═════ Exercise materials
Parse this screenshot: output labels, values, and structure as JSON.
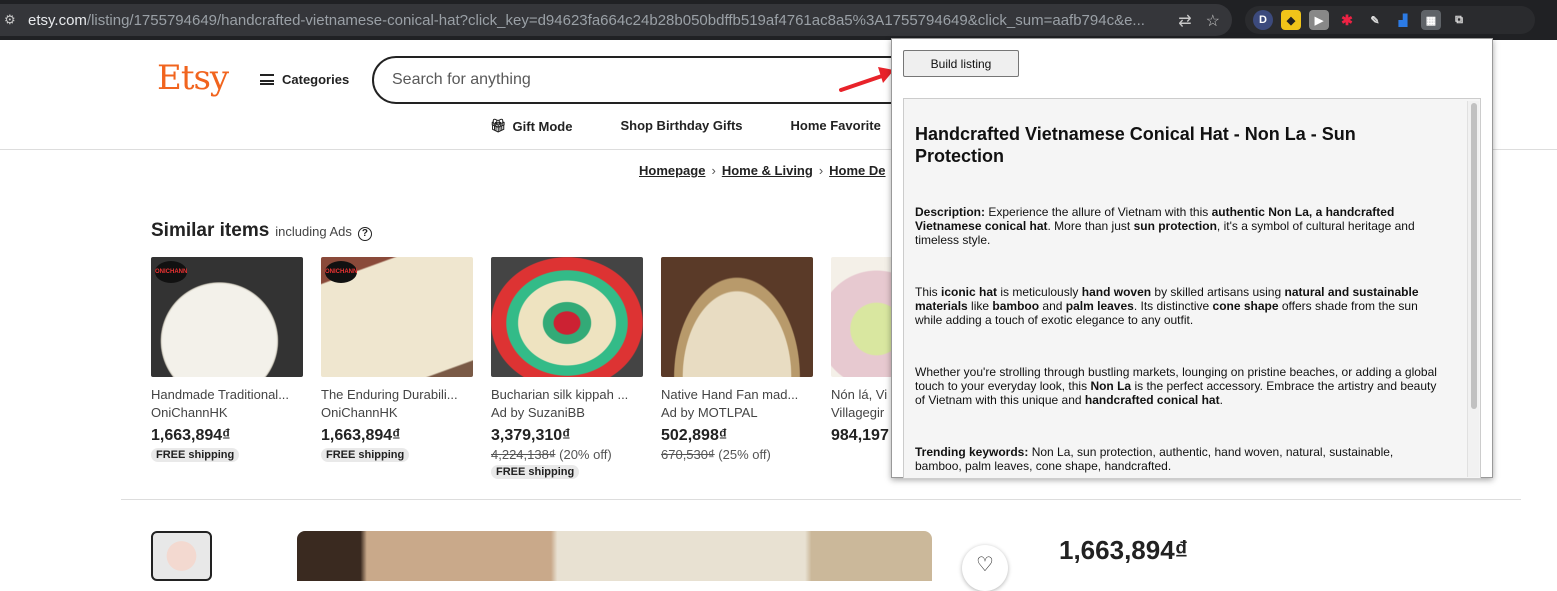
{
  "browser": {
    "url_main": "etsy.com",
    "url_path": "/listing/1755794649/handcrafted-vietnamese-conical-hat?click_key=d94623fa664c24b28b050bdffb519af4761ac8a5%3A1755794649&click_sum=aafb794c&e..."
  },
  "header": {
    "logo": "Etsy",
    "categories_label": "Categories",
    "search_placeholder": "Search for anything",
    "subnav": [
      "Gift Mode",
      "Shop Birthday Gifts",
      "Home Favorite"
    ]
  },
  "breadcrumb": [
    "Homepage",
    "Home & Living",
    "Home De"
  ],
  "similar": {
    "title": "Similar items",
    "subtitle": "including Ads",
    "items": [
      {
        "title": "Handmade Traditional...",
        "shop": "OniChannHK",
        "price": "1,663,894₫",
        "orig": "",
        "discount": "",
        "badge": "FREE shipping"
      },
      {
        "title": "The Enduring Durabili...",
        "shop": "OniChannHK",
        "price": "1,663,894₫",
        "orig": "",
        "discount": "",
        "badge": "FREE shipping"
      },
      {
        "title": "Bucharian silk kippah ...",
        "shop": "Ad by SuzaniBB",
        "price": "3,379,310₫",
        "orig": "4,224,138₫",
        "discount": "(20% off)",
        "badge": "FREE shipping"
      },
      {
        "title": "Native Hand Fan mad...",
        "shop": "Ad by MOTLPAL",
        "price": "502,898₫",
        "orig": "670,530₫",
        "discount": "(25% off)",
        "badge": ""
      },
      {
        "title": "Nón lá, Vi",
        "shop": "Villagegir",
        "price": "984,197",
        "orig": "",
        "discount": "",
        "badge": ""
      }
    ]
  },
  "listing": {
    "price": "1,663,894₫"
  },
  "popup": {
    "button_label": "Build listing",
    "heading": "Handcrafted Vietnamese Conical Hat - Non La - Sun Protection",
    "desc_label": "Description:",
    "p1_a": " Experience the allure of Vietnam with this ",
    "p1_b": "authentic Non La, a handcrafted Vietnamese conical hat",
    "p1_c": ". More than just ",
    "p1_d": "sun protection",
    "p1_e": ", it's a symbol of cultural heritage and timeless style.",
    "p2_a": "This ",
    "p2_b": "iconic hat",
    "p2_c": " is meticulously ",
    "p2_d": "hand woven",
    "p2_e": " by skilled artisans using ",
    "p2_f": "natural and sustainable materials",
    "p2_g": " like ",
    "p2_h": "bamboo",
    "p2_i": " and ",
    "p2_j": "palm leaves",
    "p2_k": ". Its distinctive ",
    "p2_l": "cone shape",
    "p2_m": " offers shade from the sun while adding a touch of exotic elegance to any outfit.",
    "p3_a": "Whether you're strolling through bustling markets, lounging on pristine beaches, or adding a global touch to your everyday look, this ",
    "p3_b": "Non La",
    "p3_c": " is the perfect accessory. Embrace the artistry and beauty of Vietnam with this unique and ",
    "p3_d": "handcrafted conical hat",
    "p3_e": ".",
    "kw_label": "Trending keywords:",
    "kw_text": " Non La, sun protection, authentic, hand woven, natural, sustainable, bamboo, palm leaves, cone shape, handcrafted."
  },
  "colors": {
    "etsy_orange": "#f1641e",
    "arrow_red": "#e8232a"
  }
}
══════════
:: Exercise instructions ::
Filter the listing above for the string "palm" and copy every matching line.

:: Response to the exercise ::
    "p2_j": "palm leaves",
    "kw_text": " Non La, sun protection, authentic, hand woven, natural, sustainable, bamboo, palm leaves, cone shape, handcrafted."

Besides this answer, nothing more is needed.